Task:
Your task is to quote the material that follows, in full and exactly.

=====

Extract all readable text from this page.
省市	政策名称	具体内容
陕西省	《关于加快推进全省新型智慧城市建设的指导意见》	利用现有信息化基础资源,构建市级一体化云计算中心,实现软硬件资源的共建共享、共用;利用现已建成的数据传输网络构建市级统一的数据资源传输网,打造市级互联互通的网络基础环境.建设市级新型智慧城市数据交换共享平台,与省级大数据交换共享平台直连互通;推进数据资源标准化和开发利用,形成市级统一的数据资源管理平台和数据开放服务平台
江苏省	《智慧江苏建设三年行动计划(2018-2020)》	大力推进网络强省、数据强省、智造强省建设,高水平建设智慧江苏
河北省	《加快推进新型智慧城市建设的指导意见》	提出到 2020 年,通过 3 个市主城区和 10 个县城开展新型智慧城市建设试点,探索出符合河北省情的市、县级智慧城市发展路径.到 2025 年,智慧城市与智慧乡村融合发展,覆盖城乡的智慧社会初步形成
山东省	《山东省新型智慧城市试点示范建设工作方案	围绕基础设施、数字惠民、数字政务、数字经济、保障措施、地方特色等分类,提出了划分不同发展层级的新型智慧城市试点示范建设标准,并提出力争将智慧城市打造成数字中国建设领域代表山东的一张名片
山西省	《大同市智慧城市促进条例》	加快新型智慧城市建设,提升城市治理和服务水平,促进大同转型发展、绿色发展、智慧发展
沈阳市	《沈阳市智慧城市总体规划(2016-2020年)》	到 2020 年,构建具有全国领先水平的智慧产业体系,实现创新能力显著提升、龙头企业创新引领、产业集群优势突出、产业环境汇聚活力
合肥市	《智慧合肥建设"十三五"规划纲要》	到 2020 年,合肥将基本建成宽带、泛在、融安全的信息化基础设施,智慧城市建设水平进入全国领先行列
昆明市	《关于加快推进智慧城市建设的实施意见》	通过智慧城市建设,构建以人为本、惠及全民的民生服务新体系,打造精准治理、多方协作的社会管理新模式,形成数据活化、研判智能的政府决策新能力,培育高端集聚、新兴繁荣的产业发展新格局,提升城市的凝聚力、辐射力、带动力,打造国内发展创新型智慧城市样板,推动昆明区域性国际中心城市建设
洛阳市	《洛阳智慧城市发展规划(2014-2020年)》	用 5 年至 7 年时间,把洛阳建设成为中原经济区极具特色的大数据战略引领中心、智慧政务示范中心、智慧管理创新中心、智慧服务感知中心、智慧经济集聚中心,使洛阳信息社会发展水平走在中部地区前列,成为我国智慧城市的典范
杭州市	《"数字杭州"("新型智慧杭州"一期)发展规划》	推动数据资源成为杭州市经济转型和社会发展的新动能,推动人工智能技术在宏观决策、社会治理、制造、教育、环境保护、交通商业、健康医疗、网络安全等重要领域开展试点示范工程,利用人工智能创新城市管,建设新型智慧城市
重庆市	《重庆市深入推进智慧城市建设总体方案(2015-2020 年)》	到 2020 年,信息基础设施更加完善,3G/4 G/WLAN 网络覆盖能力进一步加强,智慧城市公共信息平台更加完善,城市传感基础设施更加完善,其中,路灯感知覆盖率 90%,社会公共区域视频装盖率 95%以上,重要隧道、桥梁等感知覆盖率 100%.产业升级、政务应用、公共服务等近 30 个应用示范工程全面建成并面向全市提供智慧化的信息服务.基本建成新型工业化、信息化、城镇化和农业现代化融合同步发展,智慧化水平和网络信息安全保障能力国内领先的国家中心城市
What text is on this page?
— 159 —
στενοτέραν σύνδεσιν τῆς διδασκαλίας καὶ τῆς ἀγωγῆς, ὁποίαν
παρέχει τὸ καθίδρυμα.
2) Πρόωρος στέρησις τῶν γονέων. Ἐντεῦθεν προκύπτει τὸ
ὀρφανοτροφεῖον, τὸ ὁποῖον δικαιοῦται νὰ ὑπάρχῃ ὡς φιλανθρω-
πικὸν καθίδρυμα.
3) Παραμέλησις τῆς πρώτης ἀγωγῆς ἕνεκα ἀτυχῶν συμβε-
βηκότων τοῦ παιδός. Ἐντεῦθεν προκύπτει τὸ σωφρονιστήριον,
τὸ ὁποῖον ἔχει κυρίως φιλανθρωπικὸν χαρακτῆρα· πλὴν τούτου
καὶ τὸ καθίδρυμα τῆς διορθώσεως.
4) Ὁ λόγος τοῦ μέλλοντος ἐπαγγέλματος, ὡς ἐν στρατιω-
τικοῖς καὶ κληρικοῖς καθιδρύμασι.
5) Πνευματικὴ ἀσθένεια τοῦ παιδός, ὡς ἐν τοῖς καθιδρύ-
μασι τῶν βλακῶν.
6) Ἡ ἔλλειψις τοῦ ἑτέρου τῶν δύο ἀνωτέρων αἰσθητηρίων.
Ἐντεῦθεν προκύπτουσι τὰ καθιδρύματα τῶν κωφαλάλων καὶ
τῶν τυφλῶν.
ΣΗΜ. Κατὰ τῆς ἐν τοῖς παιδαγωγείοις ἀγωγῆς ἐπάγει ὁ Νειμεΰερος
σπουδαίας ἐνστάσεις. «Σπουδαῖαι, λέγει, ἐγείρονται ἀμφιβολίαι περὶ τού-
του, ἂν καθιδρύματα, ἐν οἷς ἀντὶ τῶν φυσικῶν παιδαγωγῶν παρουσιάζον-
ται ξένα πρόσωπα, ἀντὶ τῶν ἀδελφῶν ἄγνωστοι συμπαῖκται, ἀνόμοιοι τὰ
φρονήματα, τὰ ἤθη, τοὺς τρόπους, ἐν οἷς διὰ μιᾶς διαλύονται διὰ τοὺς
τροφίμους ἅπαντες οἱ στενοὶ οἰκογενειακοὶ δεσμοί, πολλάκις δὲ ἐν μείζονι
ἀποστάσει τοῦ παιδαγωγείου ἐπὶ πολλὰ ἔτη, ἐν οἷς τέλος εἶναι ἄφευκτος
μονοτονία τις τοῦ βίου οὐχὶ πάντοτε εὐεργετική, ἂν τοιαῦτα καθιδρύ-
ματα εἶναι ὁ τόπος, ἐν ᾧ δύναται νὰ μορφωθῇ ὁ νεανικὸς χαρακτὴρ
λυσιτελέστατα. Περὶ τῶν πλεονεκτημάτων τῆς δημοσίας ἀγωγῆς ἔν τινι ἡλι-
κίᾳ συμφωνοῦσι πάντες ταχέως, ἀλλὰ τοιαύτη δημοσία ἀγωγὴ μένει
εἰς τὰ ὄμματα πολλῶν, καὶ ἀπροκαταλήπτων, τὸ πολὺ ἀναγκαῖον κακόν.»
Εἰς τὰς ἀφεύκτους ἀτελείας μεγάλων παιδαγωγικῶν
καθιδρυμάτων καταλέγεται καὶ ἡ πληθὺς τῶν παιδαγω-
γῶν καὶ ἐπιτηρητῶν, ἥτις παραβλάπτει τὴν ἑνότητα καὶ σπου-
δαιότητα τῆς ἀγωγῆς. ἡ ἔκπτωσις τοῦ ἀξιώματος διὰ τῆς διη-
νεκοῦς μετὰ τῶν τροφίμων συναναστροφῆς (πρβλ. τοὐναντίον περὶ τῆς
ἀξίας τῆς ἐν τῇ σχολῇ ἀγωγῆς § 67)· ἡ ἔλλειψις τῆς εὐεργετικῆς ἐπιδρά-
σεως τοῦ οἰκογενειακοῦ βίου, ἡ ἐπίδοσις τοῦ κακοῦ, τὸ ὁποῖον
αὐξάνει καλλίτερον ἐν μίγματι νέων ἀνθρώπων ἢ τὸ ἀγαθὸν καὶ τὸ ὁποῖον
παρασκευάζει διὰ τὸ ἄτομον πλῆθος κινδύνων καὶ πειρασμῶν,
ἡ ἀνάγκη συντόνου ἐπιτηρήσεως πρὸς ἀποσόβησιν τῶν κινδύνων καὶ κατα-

=====

The solution:
Extract all readable text from this page.
省市	政策名称	具体内容
陕西省	《关于加快推进全省新型智慧城市建设的指导意见》	利用现有信息化基础资源,构建市级一体化云计算中心,实现软硬件资源的共建共享、共用;利用现已建成的数据传输网络构建市级统一的数据资源传输网,打造市级互联互通的网络基础环境.建设市级新型智慧城市数据交换共享平台,与省级大数据交换共享平台直连互通;推进数据资源标准化和开发利用,形成市级统一的数据资源管理平台和数据开放服务平台
江苏省	《智慧江苏建设三年行动计划(2018-2020)》	大力推进网络强省、数据强省、智造强省建设,高水平建设智慧江苏
河北省	《加快推进新型智慧城市建设的指导意见》	提出到 2020 年,通过 3 个市主城区和 10 个县城开展新型智慧城市建设试点,探索出符合河北省情的市、县级智慧城市发展路径.到 2025 年,智慧城市与智慧乡村融合发展,覆盖城乡的智慧社会初步形成
山东省	《山东省新型智慧城市试点示范建设工作方案	围绕基础设施、数字惠民、数字政务、数字经济、保障措施、地方特色等分类,提出了划分不同发展层级的新型智慧城市试点示范建设标准,并提出力争将智慧城市打造成数字中国建设领域代表山东的一张名片
山西省	《大同市智慧城市促进条例》	加快新型智慧城市建设,提升城市治理和服务水平,促进大同转型发展、绿色发展、智慧发展
沈阳市	《沈阳市智慧城市总体规划(2016-2020年)》	到 2020 年,构建具有全国领先水平的智慧产业体系,实现创新能力显著提升、龙头企业创新引领、产业集群优势突出、产业环境汇聚活力
合肥市	《智慧合肥建设"十三五"规划纲要》	到 2020 年,合肥将基本建成宽带、泛在、融安全的信息化基础设施,智慧城市建设水平进入全国领先行列
昆明市	《关于加快推进智慧城市建设的实施意见》	通过智慧城市建设,构建以人为本、惠及全民的民生服务新体系,打造精准治理、多方协作的社会管理新模式,形成数据活化、研判智能的政府决策新能力,培育高端集聚、新兴繁荣的产业发展新格局,提升城市的凝聚力、辐射力、带动力,打造国内发展创新型智慧城市样板,推动昆明区域性国际中心城市建设
洛阳市	《洛阳智慧城市发展规划(2014-2020年)》	用 5 年至 7 年时间,把洛阳建设成为中原经济区极具特色的大数据战略引领中心、智慧政务示范中心、智慧管理创新中心、智慧服务感知中心、智慧经济集聚中心,使洛阳信息社会发展水平走在中部地区前列,成为我国智慧城市的典范
杭州市	《"数字杭州"("新型智慧杭州"一期)发展规划》	推动数据资源成为杭州市经济转型和社会发展的新动能,推动人工智能技术在宏观决策、社会治理、制造、教育、环境保护、交通商业、健康医疗、网络安全等重要领域开展试点示范工程,利用人工智能创新城市管,建设新型智慧城市
重庆市	《重庆市深入推进智慧城市建设总体方案(2015-2020 年)》	到 2020 年,信息基础设施更加完善,3G/4 G/WLAN 网络覆盖能力进一步加强,智慧城市公共信息平台更加完善,城市传感基础设施更加完善,其中,路灯感知覆盖率 90%,社会公共区域视频装盖率 95%以上,重要隧道、桥梁等感知覆盖率 100%.产业升级、政务应用、公共服务等近 30 个应用示范工程全面建成并面向全市提供智慧化的信息服务.基本建成新型工业化、信息化、城镇化和农业现代化融合同步发展,智慧化水平和网络信息安全保障能力国内领先的国家中心城市
What text is on this page?
— 159 —
στενοτέραν σύνδεσιν τῆς διδασκαλίας καὶ τῆς ἀγωγῆς, ὁποίαν
παρέχει τὸ καθίδρυμα.
2) Πρόωρος στέρησις τῶν γονέων. Ἐντεῦθεν προκύπτει τὸ
ὀρφανοτροφεῖον, τὸ ὁποῖον δικαιοῦται νὰ ὑπάρχῃ ὡς φιλανθρω-
πικὸν καθίδρυμα.
3) Παραμέλησις τῆς πρώτης ἀγωγῆς ἕνεκα ἀτυχῶν συμβε-
βηκότων τοῦ παιδός. Ἐντεῦθεν προκύπτει τὸ σωφρονιστήριον,
τὸ ὁποῖον ἔχει κυρίως φιλανθρωπικὸν χαρακτῆρα· πλὴν τούτου
καὶ τὸ καθίδρυμα τῆς διορθώσεως.
4) Ὁ λόγος τοῦ μέλλοντος ἐπαγγέλματος, ὡς ἐν στρατιω-
τικοῖς καὶ κληρικοῖς καθιδρύμασι.
5) Πνευματικὴ ἀσθένεια τοῦ παιδός, ὡς ἐν τοῖς καθιδρύ-
μασι τῶν βλακῶν.
6) Ἡ ἔλλειψις τοῦ ἑτέρου τῶν δύο ἀνωτέρων αἰσθητηρίων.
Ἐντεῦθεν προκύπτουσι τὰ καθιδρύματα τῶν κωφαλάλων καὶ
τῶν τυφλῶν.
ΣΗΜ. Κατὰ τῆς ἐν τοῖς παιδαγωγείοις ἀγωγῆς ἐπάγει ὁ Νειμεΰερος
σπουδαίας ἐνστάσεις. «Σπουδαῖαι, λέγει, ἐγείρονται ἀμφιβολίαι περὶ τού-
του, ἂν καθιδρύματα, ἐν οἷς ἀντὶ τῶν φυσικῶν παιδαγωγῶν παρουσιάζον-
ται ξένα πρόσωπα, ἀντὶ τῶν ἀδελφῶν ἄγνωστοι συμπαῖκται, ἀνόμοιοι τὰ
φρονήματα, τὰ ἤθη, τοὺς τρόπους, ἐν οἷς διὰ μιᾶς διαλύονται διὰ τοὺς
τροφίμους ἅπαντες οἱ στενοὶ οἰκογενειακοὶ δεσμοί, πολλάκις δὲ ἐν μείζονι
ἀποστάσει τοῦ παιδαγωγείου ἐπὶ πολλὰ ἔτη, ἐν οἷς τέλος εἶναι ἄφευκτος
μονοτονία τις τοῦ βίου οὐχὶ πάντοτε εὐεργετική, ἂν τοιαῦτα καθιδρύ-
ματα εἶναι ὁ τόπος, ἐν ᾧ δύναται νὰ μορφωθῇ ὁ νεανικὸς χαρακτὴρ
λυσιτελέστατα. Περὶ τῶν πλεονεκτημάτων τῆς δημοσίας ἀγωγῆς ἔν τινι ἡλι-
κίᾳ συμφωνοῦσι πάντες ταχέως, ἀλλὰ τοιαύτη δημοσία ἀγωγὴ μένει
εἰς τὰ ὄμματα πολλῶν, καὶ ἀπροκαταλήπτων, τὸ πολὺ ἀναγκαῖον κακόν.»
Εἰς τὰς ἀφεύκτους ἀτελείας μεγάλων παιδαγωγικῶν
καθιδρυμάτων καταλέγεται καὶ ἡ πληθὺς τῶν παιδαγω-
γῶν καὶ ἐπιτηρητῶν, ἥτις παραβλάπτει τὴν ἑνότητα καὶ σπου-
δαιότητα τῆς ἀγωγῆς. ἡ ἔκπτωσις τοῦ ἀξιώματος διὰ τῆς διη-
νεκοῦς μετὰ τῶν τροφίμων συναναστροφῆς (πρβλ. τοὐναντίον περὶ τῆς
ἀξίας τῆς ἐν τῇ σχολῇ ἀγωγῆς § 67)· ἡ ἔλλειψις τῆς εὐεργετικῆς ἐπιδρά-
σεως τοῦ οἰκογενειακοῦ βίου, ἡ ἐπίδοσις τοῦ κακοῦ, τὸ ὁποῖον
αὐξάνει καλλίτερον ἐν μίγματι νέων ἀνθρώπων ἢ τὸ ἀγαθὸν καὶ τὸ ὁποῖον
παρασκευάζει διὰ τὸ ἄτομον πλῆθος κινδύνων καὶ πειρασμῶν,
ἡ ἀνάγκη συντόνου ἐπιτηρήσεως πρὸς ἀποσόβησιν τῶν κινδύνων καὶ κατα-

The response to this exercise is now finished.